▶ _MATERIALS PROVIDED_
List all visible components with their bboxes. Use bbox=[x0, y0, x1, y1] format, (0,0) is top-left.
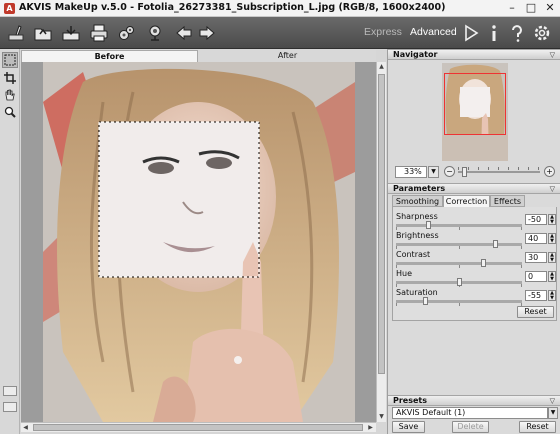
param-slider[interactable] bbox=[396, 300, 522, 306]
save-image-icon[interactable] bbox=[60, 22, 82, 44]
param-slider-thumb[interactable] bbox=[426, 221, 432, 229]
navigator-title: Navigator bbox=[393, 50, 438, 59]
preferences-icon[interactable] bbox=[531, 22, 553, 44]
param-value-field[interactable]: 0 bbox=[525, 271, 547, 282]
param-hue: Hue 0 ▲ ▼ bbox=[396, 269, 556, 287]
tab-effects[interactable]: Effects bbox=[490, 195, 525, 207]
redo-icon[interactable] bbox=[196, 22, 218, 44]
help-icon[interactable] bbox=[506, 22, 528, 44]
param-saturation: Saturation -55 ▲ ▼ bbox=[396, 288, 556, 306]
scroll-right-icon[interactable]: ▶ bbox=[366, 423, 375, 432]
vertical-scrollbar[interactable]: ▲ ▼ bbox=[376, 62, 386, 422]
preset-delete-button[interactable]: Delete bbox=[452, 421, 489, 433]
tab-smoothing[interactable]: Smoothing bbox=[392, 195, 443, 207]
presets-title: Presets bbox=[393, 396, 428, 405]
horizontal-scrollbar[interactable]: ◀ ▶ bbox=[21, 422, 376, 432]
image-viewport[interactable] bbox=[21, 62, 376, 422]
zoom-slider-track[interactable] bbox=[458, 167, 540, 173]
brush-icon bbox=[5, 22, 27, 44]
print-icon[interactable] bbox=[88, 22, 110, 44]
zoom-field[interactable]: 33% bbox=[395, 166, 427, 178]
express-mode-button[interactable]: Express bbox=[364, 26, 402, 38]
param-slider[interactable] bbox=[396, 224, 522, 230]
vertical-scroll-thumb[interactable] bbox=[378, 74, 385, 374]
spin-icon[interactable]: ▲ ▼ bbox=[548, 252, 556, 263]
param-value-field[interactable]: -50 bbox=[525, 214, 547, 225]
param-brightness: Brightness 40 ▲ ▼ bbox=[396, 231, 556, 249]
plugins-icon[interactable] bbox=[116, 22, 138, 44]
scroll-left-icon[interactable]: ◀ bbox=[21, 423, 30, 432]
right-panel: Navigator ▽ 33% ▼ − + Parameters ▽ Smoot… bbox=[387, 49, 560, 434]
param-slider[interactable] bbox=[396, 262, 522, 268]
hand-tool-icon[interactable] bbox=[2, 87, 18, 103]
tools-panel bbox=[0, 49, 20, 434]
scroll-down-icon[interactable]: ▼ bbox=[377, 412, 386, 421]
navigator-header[interactable]: Navigator ▽ bbox=[388, 49, 560, 60]
spin-icon[interactable]: ▲ ▼ bbox=[548, 290, 556, 301]
param-slider-thumb[interactable] bbox=[422, 297, 428, 305]
display-mode-icon[interactable] bbox=[3, 386, 17, 396]
portrait-photo bbox=[43, 62, 355, 422]
spin-icon[interactable]: ▲ ▼ bbox=[548, 214, 556, 225]
param-label: Sharpness bbox=[396, 212, 438, 221]
param-value-field[interactable]: -55 bbox=[525, 290, 547, 301]
akvis-logo-icon: A bbox=[4, 3, 15, 14]
param-slider-thumb[interactable] bbox=[456, 278, 462, 286]
param-slider-thumb[interactable] bbox=[492, 240, 498, 248]
window-title: AKVIS MakeUp v.5.0 - Fotolia_26273381_Su… bbox=[19, 2, 446, 13]
layout-toggle-icon[interactable] bbox=[3, 402, 17, 412]
correction-panel: Sharpness -50 ▲ ▼ Brightness 40 ▲ ▼ Contra… bbox=[392, 207, 557, 321]
zoom-dropdown-icon[interactable]: ▼ bbox=[428, 166, 439, 178]
navigator-thumbnail[interactable] bbox=[442, 63, 508, 161]
open-image-icon[interactable] bbox=[32, 22, 54, 44]
maximize-button[interactable]: □ bbox=[524, 1, 538, 15]
param-sharpness: Sharpness -50 ▲ ▼ bbox=[396, 212, 556, 230]
parameters-title: Parameters bbox=[393, 184, 446, 193]
collapse-icon[interactable]: ▽ bbox=[550, 396, 555, 406]
parameters-reset-button[interactable]: Reset bbox=[517, 306, 554, 318]
param-label: Saturation bbox=[396, 288, 438, 297]
param-slider[interactable] bbox=[396, 243, 522, 249]
param-value-field[interactable]: 40 bbox=[525, 233, 547, 244]
spin-icon[interactable]: ▲ ▼ bbox=[548, 233, 556, 244]
zoom-tool-icon[interactable] bbox=[2, 104, 18, 120]
param-label: Hue bbox=[396, 269, 413, 278]
selection-tool-icon[interactable] bbox=[2, 52, 18, 68]
preset-save-button[interactable]: Save bbox=[392, 421, 425, 433]
minimize-button[interactable]: – bbox=[505, 1, 519, 15]
preset-dropdown-icon[interactable]: ▼ bbox=[548, 407, 558, 419]
parameter-tabs: Smoothing Correction Effects bbox=[392, 195, 557, 207]
tab-after[interactable]: After bbox=[199, 50, 376, 62]
param-slider-thumb[interactable] bbox=[480, 259, 486, 267]
spin-icon[interactable]: ▲ ▼ bbox=[548, 271, 556, 282]
zoom-out-button[interactable]: − bbox=[444, 166, 455, 177]
tab-before[interactable]: Before bbox=[21, 50, 198, 62]
zoom-slider-thumb[interactable] bbox=[462, 167, 467, 177]
presets-header[interactable]: Presets ▽ bbox=[388, 395, 560, 406]
param-label: Brightness bbox=[396, 231, 439, 240]
collapse-icon[interactable]: ▽ bbox=[550, 184, 555, 194]
collapse-icon[interactable]: ▽ bbox=[550, 50, 555, 60]
title-bar: A AKVIS MakeUp v.5.0 - Fotolia_26273381_… bbox=[0, 0, 560, 17]
preset-select[interactable]: AKVIS Default (1) bbox=[392, 407, 548, 419]
param-contrast: Contrast 30 ▲ ▼ bbox=[396, 250, 556, 268]
scroll-up-icon[interactable]: ▲ bbox=[377, 62, 386, 71]
param-value-field[interactable]: 30 bbox=[525, 252, 547, 263]
crop-tool-icon[interactable] bbox=[2, 70, 18, 86]
run-icon[interactable] bbox=[460, 22, 482, 44]
zoom-in-button[interactable]: + bbox=[544, 166, 555, 177]
param-label: Contrast bbox=[396, 250, 431, 259]
batch-icon[interactable] bbox=[144, 22, 166, 44]
view-tabs: Before After bbox=[21, 50, 376, 62]
preset-reset-button[interactable]: Reset bbox=[519, 421, 556, 433]
tab-correction[interactable]: Correction bbox=[443, 195, 490, 207]
horizontal-scroll-thumb[interactable] bbox=[33, 424, 363, 431]
advanced-mode-button[interactable]: Advanced bbox=[410, 26, 457, 38]
undo-icon[interactable] bbox=[173, 22, 195, 44]
parameters-header[interactable]: Parameters ▽ bbox=[388, 183, 560, 194]
close-button[interactable]: ✕ bbox=[543, 1, 557, 15]
main-toolbar: Express Advanced bbox=[0, 17, 560, 49]
info-icon[interactable] bbox=[483, 22, 505, 44]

▶ _TASK TO COMPLETE_
Update all of the data above by changing every instance of "interactable" to "clickable", leaving everything else unchanged and omitting the pictures.

▶ _TASK RESULT_
List all visible components with their bboxes. Use bbox=[x0, y0, x1, y1] format, (0,0) is top-left.
param-slider[clickable] bbox=[396, 300, 522, 306]
save-image-icon[clickable] bbox=[60, 22, 82, 44]
param-slider-thumb[clickable] bbox=[426, 221, 432, 229]
navigator-title: Navigator bbox=[393, 50, 438, 59]
preferences-icon[clickable] bbox=[531, 22, 553, 44]
param-value-field[clickable]: 0 bbox=[525, 271, 547, 282]
param-hue: Hue 0 ▲ ▼ bbox=[396, 269, 556, 287]
tab-effects[clickable]: Effects bbox=[490, 195, 525, 207]
redo-icon[clickable] bbox=[196, 22, 218, 44]
help-icon[clickable] bbox=[506, 22, 528, 44]
param-saturation: Saturation -55 ▲ ▼ bbox=[396, 288, 556, 306]
scroll-right-icon[clickable]: ▶ bbox=[366, 423, 375, 432]
vertical-scrollbar[clickable]: ▲ ▼ bbox=[376, 62, 386, 422]
preset-delete-button[clickable]: Delete bbox=[452, 421, 489, 433]
tab-smoothing[clickable]: Smoothing bbox=[392, 195, 443, 207]
presets-title: Presets bbox=[393, 396, 428, 405]
horizontal-scrollbar[clickable]: ◀ ▶ bbox=[21, 422, 376, 432]
image-viewport[clickable] bbox=[21, 62, 376, 422]
zoom-slider-track[clickable] bbox=[458, 167, 540, 173]
brush-icon bbox=[5, 22, 27, 44]
print-icon[clickable] bbox=[88, 22, 110, 44]
zoom-field[clickable]: 33% bbox=[395, 166, 427, 178]
express-mode-button[clickable]: Express bbox=[364, 26, 402, 38]
param-slider[clickable] bbox=[396, 224, 522, 230]
vertical-scroll-thumb[clickable] bbox=[378, 74, 385, 374]
spin-icon[clickable]: ▲ ▼ bbox=[548, 252, 556, 263]
param-value-field[clickable]: -50 bbox=[525, 214, 547, 225]
param-brightness: Brightness 40 ▲ ▼ bbox=[396, 231, 556, 249]
plugins-icon[clickable] bbox=[116, 22, 138, 44]
scroll-left-icon[clickable]: ◀ bbox=[21, 423, 30, 432]
right-panel: Navigator ▽ 33% ▼ − + Parameters ▽ Smoot… bbox=[387, 49, 560, 434]
param-slider[clickable] bbox=[396, 262, 522, 268]
hand-tool-icon[clickable] bbox=[2, 87, 18, 103]
tools-panel bbox=[0, 49, 20, 434]
scroll-down-icon[clickable]: ▼ bbox=[377, 412, 386, 421]
navigator-header[clickable]: Navigator ▽ bbox=[388, 49, 560, 60]
spin-icon[clickable]: ▲ ▼ bbox=[548, 290, 556, 301]
param-slider-thumb[clickable] bbox=[422, 297, 428, 305]
display-mode-icon[clickable] bbox=[3, 386, 17, 396]
portrait-photo bbox=[43, 62, 355, 422]
spin-icon[clickable]: ▲ ▼ bbox=[548, 214, 556, 225]
param-label: Sharpness bbox=[396, 212, 438, 221]
param-value-field[clickable]: -55 bbox=[525, 290, 547, 301]
akvis-logo-icon: A bbox=[4, 3, 15, 14]
param-slider-thumb[clickable] bbox=[456, 278, 462, 286]
param-slider-thumb[clickable] bbox=[492, 240, 498, 248]
window-title: AKVIS MakeUp v.5.0 - Fotolia_26273381_Su… bbox=[19, 2, 446, 13]
layout-toggle-icon[clickable] bbox=[3, 402, 17, 412]
correction-panel: Sharpness -50 ▲ ▼ Brightness 40 ▲ ▼ Contra… bbox=[392, 207, 557, 321]
zoom-dropdown-icon[clickable]: ▼ bbox=[428, 166, 439, 178]
navigator-thumbnail[clickable] bbox=[442, 63, 508, 161]
open-image-icon[clickable] bbox=[32, 22, 54, 44]
maximize-button[clickable]: □ bbox=[524, 1, 538, 15]
param-sharpness: Sharpness -50 ▲ ▼ bbox=[396, 212, 556, 230]
parameters-title: Parameters bbox=[393, 184, 446, 193]
collapse-icon[clickable]: ▽ bbox=[550, 396, 555, 406]
parameters-reset-button[clickable]: Reset bbox=[517, 306, 554, 318]
param-label: Saturation bbox=[396, 288, 438, 297]
param-slider[clickable] bbox=[396, 243, 522, 249]
param-value-field[clickable]: 40 bbox=[525, 233, 547, 244]
spin-icon[clickable]: ▲ ▼ bbox=[548, 233, 556, 244]
zoom-tool-icon[clickable] bbox=[2, 104, 18, 120]
param-label: Hue bbox=[396, 269, 413, 278]
selection-tool-icon[clickable] bbox=[2, 52, 18, 68]
preset-save-button[clickable]: Save bbox=[392, 421, 425, 433]
minimize-button[clickable]: – bbox=[505, 1, 519, 15]
preset-dropdown-icon[clickable]: ▼ bbox=[548, 407, 558, 419]
parameter-tabs: Smoothing Correction Effects bbox=[392, 195, 557, 207]
tab-after[clickable]: After bbox=[199, 50, 376, 62]
param-slider-thumb[clickable] bbox=[480, 259, 486, 267]
spin-icon[clickable]: ▲ ▼ bbox=[548, 271, 556, 282]
zoom-out-button[clickable]: − bbox=[444, 166, 455, 177]
tab-before[clickable]: Before bbox=[21, 50, 198, 62]
zoom-slider-thumb[clickable] bbox=[462, 167, 467, 177]
presets-header[clickable]: Presets ▽ bbox=[388, 395, 560, 406]
param-label: Brightness bbox=[396, 231, 439, 240]
collapse-icon[clickable]: ▽ bbox=[550, 184, 555, 194]
collapse-icon[clickable]: ▽ bbox=[550, 50, 555, 60]
title-bar: A AKVIS MakeUp v.5.0 - Fotolia_26273381_… bbox=[0, 0, 560, 17]
preset-select[clickable]: AKVIS Default (1) bbox=[392, 407, 548, 419]
param-contrast: Contrast 30 ▲ ▼ bbox=[396, 250, 556, 268]
scroll-up-icon[clickable]: ▲ bbox=[377, 62, 386, 71]
param-value-field[clickable]: 30 bbox=[525, 252, 547, 263]
crop-tool-icon[clickable] bbox=[2, 70, 18, 86]
run-icon[clickable] bbox=[460, 22, 482, 44]
zoom-in-button[clickable]: + bbox=[544, 166, 555, 177]
param-label: Contrast bbox=[396, 250, 431, 259]
batch-icon[clickable] bbox=[144, 22, 166, 44]
view-tabs: Before After bbox=[21, 50, 376, 62]
preset-reset-button[clickable]: Reset bbox=[519, 421, 556, 433]
tab-correction[clickable]: Correction bbox=[443, 195, 490, 207]
horizontal-scroll-thumb[clickable] bbox=[33, 424, 363, 431]
advanced-mode-button[clickable]: Advanced bbox=[410, 26, 457, 38]
undo-icon[clickable] bbox=[173, 22, 195, 44]
parameters-header[clickable]: Parameters ▽ bbox=[388, 183, 560, 194]
close-button[clickable]: ✕ bbox=[543, 1, 557, 15]
main-toolbar: Express Advanced bbox=[0, 17, 560, 49]
info-icon[clickable] bbox=[483, 22, 505, 44]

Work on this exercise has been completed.